Rewrite all the records below, switching every occurrence of "gel-band" to "electrophoresis-band" and leaving everything else unchanged.

Given information:
START
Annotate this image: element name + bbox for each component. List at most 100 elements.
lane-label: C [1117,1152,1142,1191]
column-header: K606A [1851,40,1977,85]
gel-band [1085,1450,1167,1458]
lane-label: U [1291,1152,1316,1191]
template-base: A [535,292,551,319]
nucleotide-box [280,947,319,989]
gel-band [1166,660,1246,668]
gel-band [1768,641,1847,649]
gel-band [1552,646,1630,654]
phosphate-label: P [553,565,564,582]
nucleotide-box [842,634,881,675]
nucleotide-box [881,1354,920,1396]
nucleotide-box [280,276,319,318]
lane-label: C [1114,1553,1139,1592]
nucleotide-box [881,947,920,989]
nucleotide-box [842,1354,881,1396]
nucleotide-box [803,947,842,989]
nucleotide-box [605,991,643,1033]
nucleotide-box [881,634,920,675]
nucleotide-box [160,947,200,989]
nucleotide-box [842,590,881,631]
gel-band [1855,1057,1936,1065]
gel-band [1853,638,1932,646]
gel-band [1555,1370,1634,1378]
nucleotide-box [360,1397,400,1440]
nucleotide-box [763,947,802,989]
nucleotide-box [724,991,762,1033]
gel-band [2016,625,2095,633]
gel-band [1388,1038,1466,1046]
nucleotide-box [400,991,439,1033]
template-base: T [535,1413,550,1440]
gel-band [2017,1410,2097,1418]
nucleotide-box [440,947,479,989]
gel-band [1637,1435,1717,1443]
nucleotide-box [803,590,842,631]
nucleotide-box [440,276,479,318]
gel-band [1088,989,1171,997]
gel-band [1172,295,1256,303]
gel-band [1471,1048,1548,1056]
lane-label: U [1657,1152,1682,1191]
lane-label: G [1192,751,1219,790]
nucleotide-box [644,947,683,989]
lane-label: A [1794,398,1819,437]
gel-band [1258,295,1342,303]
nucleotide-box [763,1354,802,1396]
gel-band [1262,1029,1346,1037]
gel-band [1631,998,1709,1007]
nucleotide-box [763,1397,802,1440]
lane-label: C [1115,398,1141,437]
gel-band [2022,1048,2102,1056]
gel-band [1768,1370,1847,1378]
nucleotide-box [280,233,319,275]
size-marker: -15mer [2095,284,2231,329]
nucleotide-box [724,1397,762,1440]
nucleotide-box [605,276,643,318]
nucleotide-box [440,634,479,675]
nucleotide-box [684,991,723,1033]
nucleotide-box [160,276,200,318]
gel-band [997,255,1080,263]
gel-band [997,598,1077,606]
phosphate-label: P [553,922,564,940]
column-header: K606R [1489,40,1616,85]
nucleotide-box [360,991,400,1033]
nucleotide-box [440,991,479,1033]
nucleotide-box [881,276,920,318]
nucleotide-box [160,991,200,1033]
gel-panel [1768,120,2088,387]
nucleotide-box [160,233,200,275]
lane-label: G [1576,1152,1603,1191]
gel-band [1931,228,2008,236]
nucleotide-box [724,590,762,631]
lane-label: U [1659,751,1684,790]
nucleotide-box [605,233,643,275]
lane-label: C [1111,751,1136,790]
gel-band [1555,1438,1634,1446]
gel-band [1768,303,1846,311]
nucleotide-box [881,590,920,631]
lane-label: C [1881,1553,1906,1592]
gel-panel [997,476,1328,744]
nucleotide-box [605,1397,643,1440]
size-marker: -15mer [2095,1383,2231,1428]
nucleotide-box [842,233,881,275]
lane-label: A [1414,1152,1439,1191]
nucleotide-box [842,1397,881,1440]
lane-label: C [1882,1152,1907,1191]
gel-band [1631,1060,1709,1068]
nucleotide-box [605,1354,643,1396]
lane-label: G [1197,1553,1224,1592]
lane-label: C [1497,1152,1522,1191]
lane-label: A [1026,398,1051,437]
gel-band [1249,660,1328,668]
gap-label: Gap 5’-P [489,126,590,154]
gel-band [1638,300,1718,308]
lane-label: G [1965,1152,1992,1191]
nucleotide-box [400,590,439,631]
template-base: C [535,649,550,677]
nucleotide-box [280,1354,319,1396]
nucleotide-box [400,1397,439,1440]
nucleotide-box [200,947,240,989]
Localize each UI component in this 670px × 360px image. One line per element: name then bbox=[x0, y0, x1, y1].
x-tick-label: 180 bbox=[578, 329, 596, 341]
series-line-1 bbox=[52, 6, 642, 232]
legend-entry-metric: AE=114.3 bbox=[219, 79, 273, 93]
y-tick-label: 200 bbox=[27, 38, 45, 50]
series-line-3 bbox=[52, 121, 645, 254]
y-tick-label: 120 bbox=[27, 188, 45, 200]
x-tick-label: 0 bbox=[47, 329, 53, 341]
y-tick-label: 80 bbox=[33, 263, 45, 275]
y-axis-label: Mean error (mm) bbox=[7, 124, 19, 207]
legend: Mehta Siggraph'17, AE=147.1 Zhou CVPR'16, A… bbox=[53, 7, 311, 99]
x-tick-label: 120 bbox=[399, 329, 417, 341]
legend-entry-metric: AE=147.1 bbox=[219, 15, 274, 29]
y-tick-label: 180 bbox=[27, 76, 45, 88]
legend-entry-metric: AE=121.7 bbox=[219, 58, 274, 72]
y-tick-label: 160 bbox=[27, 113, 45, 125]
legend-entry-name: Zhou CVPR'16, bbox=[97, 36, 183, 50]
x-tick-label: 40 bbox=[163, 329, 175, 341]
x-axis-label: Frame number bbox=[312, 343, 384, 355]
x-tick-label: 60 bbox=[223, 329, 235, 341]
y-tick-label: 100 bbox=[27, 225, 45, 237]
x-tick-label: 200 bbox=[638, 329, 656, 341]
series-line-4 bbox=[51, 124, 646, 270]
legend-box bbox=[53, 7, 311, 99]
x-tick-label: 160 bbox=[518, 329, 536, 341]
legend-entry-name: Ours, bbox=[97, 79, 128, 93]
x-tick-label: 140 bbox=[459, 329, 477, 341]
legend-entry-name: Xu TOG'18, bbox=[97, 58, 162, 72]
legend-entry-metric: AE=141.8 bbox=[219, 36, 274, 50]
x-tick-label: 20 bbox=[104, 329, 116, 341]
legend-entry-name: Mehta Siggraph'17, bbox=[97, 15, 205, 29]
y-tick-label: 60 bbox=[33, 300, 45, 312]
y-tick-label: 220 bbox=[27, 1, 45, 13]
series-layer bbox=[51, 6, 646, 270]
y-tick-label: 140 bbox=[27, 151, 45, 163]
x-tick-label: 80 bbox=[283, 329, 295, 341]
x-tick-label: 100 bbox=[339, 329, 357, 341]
END
Output of the exercise:
Annotate this image: element name + bbox for each component. List at most 100 elements.
lane-label: C [1117,1152,1142,1191]
column-header: K606A [1851,40,1977,85]
electrophoresis-band [1085,1450,1167,1458]
lane-label: U [1291,1152,1316,1191]
template-base: A [535,292,551,319]
nucleotide-box [280,947,319,989]
electrophoresis-band [1166,660,1246,668]
electrophoresis-band [1768,641,1847,649]
electrophoresis-band [1552,646,1630,654]
phosphate-label: P [553,565,564,582]
nucleotide-box [842,634,881,675]
nucleotide-box [881,1354,920,1396]
nucleotide-box [280,276,319,318]
lane-label: C [1114,1553,1139,1592]
nucleotide-box [881,947,920,989]
nucleotide-box [842,1354,881,1396]
nucleotide-box [803,947,842,989]
nucleotide-box [605,991,643,1033]
nucleotide-box [881,634,920,675]
nucleotide-box [160,947,200,989]
nucleotide-box [842,590,881,631]
electrophoresis-band [1855,1057,1936,1065]
electrophoresis-band [1853,638,1932,646]
electrophoresis-band [1555,1370,1634,1378]
nucleotide-box [360,1397,400,1440]
nucleotide-box [763,947,802,989]
nucleotide-box [724,991,762,1033]
electrophoresis-band [2016,625,2095,633]
electrophoresis-band [1388,1038,1466,1046]
nucleotide-box [400,991,439,1033]
template-base: T [535,1413,550,1440]
electrophoresis-band [2017,1410,2097,1418]
nucleotide-box [440,947,479,989]
electrophoresis-band [1637,1435,1717,1443]
nucleotide-box [803,590,842,631]
nucleotide-box [440,276,479,318]
electrophoresis-band [1088,989,1171,997]
electrophoresis-band [1172,295,1256,303]
electrophoresis-band [1471,1048,1548,1056]
lane-label: U [1657,1152,1682,1191]
lane-label: G [1192,751,1219,790]
nucleotide-box [644,947,683,989]
lane-label: A [1794,398,1819,437]
electrophoresis-band [1258,295,1342,303]
nucleotide-box [763,1354,802,1396]
electrophoresis-band [1262,1029,1346,1037]
electrophoresis-band [1631,998,1709,1007]
nucleotide-box [763,1397,802,1440]
lane-label: C [1115,398,1141,437]
electrophoresis-band [2022,1048,2102,1056]
electrophoresis-band [1768,1370,1847,1378]
nucleotide-box [280,233,319,275]
size-marker: -15mer [2095,284,2231,329]
nucleotide-box [724,1397,762,1440]
nucleotide-box [605,276,643,318]
nucleotide-box [440,634,479,675]
nucleotide-box [684,991,723,1033]
nucleotide-box [160,276,200,318]
electrophoresis-band [997,255,1080,263]
electrophoresis-band [997,598,1077,606]
phosphate-label: P [553,922,564,940]
column-header: K606R [1489,40,1616,85]
nucleotide-box [360,991,400,1033]
nucleotide-box [440,991,479,1033]
nucleotide-box [881,276,920,318]
nucleotide-box [160,991,200,1033]
gel-panel [1768,120,2088,387]
nucleotide-box [160,233,200,275]
lane-label: G [1576,1152,1603,1191]
electrophoresis-band [1931,228,2008,236]
nucleotide-box [724,590,762,631]
lane-label: U [1659,751,1684,790]
nucleotide-box [605,233,643,275]
lane-label: C [1111,751,1136,790]
electrophoresis-band [1555,1438,1634,1446]
electrophoresis-band [1768,303,1846,311]
nucleotide-box [881,590,920,631]
lane-label: C [1881,1553,1906,1592]
gel-panel [997,476,1328,744]
nucleotide-box [605,1397,643,1440]
size-marker: -15mer [2095,1383,2231,1428]
nucleotide-box [842,233,881,275]
lane-label: A [1414,1152,1439,1191]
nucleotide-box [842,1397,881,1440]
lane-label: C [1882,1152,1907,1191]
electrophoresis-band [1631,1060,1709,1068]
nucleotide-box [605,1354,643,1396]
lane-label: G [1197,1553,1224,1592]
lane-label: C [1497,1152,1522,1191]
lane-label: A [1026,398,1051,437]
electrophoresis-band [1249,660,1328,668]
gap-label: Gap 5’-P [489,126,590,154]
electrophoresis-band [1638,300,1718,308]
lane-label: G [1965,1152,1992,1191]
nucleotide-box [400,590,439,631]
template-base: C [535,649,550,677]
nucleotide-box [280,1354,319,1396]
nucleotide-box [400,1397,439,1440]
nucleotide-box [200,947,240,989]
Localize each UI component in this 670px × 360px image. One line per element: name then bbox=[x0, y0, x1, y1].
x-tick-label: 180 bbox=[578, 329, 596, 341]
series-line-1 bbox=[52, 6, 642, 232]
legend-entry-metric: AE=114.3 bbox=[219, 79, 273, 93]
y-tick-label: 200 bbox=[27, 38, 45, 50]
series-line-3 bbox=[52, 121, 645, 254]
y-tick-label: 120 bbox=[27, 188, 45, 200]
x-tick-label: 0 bbox=[47, 329, 53, 341]
y-tick-label: 80 bbox=[33, 263, 45, 275]
y-axis-label: Mean error (mm) bbox=[7, 124, 19, 207]
legend: Mehta Siggraph'17, AE=147.1 Zhou CVPR'16, A… bbox=[53, 7, 311, 99]
x-tick-label: 120 bbox=[399, 329, 417, 341]
legend-entry-metric: AE=147.1 bbox=[219, 15, 274, 29]
y-tick-label: 180 bbox=[27, 76, 45, 88]
legend-entry-metric: AE=121.7 bbox=[219, 58, 274, 72]
y-tick-label: 160 bbox=[27, 113, 45, 125]
legend-entry-name: Zhou CVPR'16, bbox=[97, 36, 183, 50]
x-tick-label: 40 bbox=[163, 329, 175, 341]
x-axis-label: Frame number bbox=[312, 343, 384, 355]
x-tick-label: 60 bbox=[223, 329, 235, 341]
y-tick-label: 100 bbox=[27, 225, 45, 237]
x-tick-label: 200 bbox=[638, 329, 656, 341]
series-line-4 bbox=[51, 124, 646, 270]
legend-box bbox=[53, 7, 311, 99]
x-tick-label: 160 bbox=[518, 329, 536, 341]
legend-entry-name: Ours, bbox=[97, 79, 128, 93]
x-tick-label: 140 bbox=[459, 329, 477, 341]
legend-entry-name: Xu TOG'18, bbox=[97, 58, 162, 72]
legend-entry-metric: AE=141.8 bbox=[219, 36, 274, 50]
x-tick-label: 20 bbox=[104, 329, 116, 341]
legend-entry-name: Mehta Siggraph'17, bbox=[97, 15, 205, 29]
y-tick-label: 60 bbox=[33, 300, 45, 312]
y-tick-label: 220 bbox=[27, 1, 45, 13]
series-layer bbox=[51, 6, 646, 270]
y-tick-label: 140 bbox=[27, 151, 45, 163]
x-tick-label: 80 bbox=[283, 329, 295, 341]
x-tick-label: 100 bbox=[339, 329, 357, 341]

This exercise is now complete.